Problem statement: State the number of lines in these records that include the word "INFORMACIÓN", and add nothing to it.

Data for this exercise:
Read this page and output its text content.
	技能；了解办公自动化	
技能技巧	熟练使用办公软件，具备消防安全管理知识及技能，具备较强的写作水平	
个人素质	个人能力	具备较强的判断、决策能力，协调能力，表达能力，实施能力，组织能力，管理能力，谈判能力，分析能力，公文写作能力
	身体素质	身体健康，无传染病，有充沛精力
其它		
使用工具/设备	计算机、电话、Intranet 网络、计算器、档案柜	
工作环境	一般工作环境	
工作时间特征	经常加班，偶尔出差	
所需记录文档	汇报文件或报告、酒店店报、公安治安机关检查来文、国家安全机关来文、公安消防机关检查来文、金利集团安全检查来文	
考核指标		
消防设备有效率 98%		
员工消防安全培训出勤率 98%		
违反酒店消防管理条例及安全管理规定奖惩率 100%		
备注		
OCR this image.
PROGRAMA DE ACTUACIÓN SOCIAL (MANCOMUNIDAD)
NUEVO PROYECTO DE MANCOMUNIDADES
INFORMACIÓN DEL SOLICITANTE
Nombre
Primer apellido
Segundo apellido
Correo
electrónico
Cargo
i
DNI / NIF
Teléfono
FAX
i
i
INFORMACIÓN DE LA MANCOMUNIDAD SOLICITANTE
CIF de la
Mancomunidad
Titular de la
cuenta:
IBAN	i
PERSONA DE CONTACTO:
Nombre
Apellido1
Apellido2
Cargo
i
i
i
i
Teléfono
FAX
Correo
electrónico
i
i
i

Solved problem: 2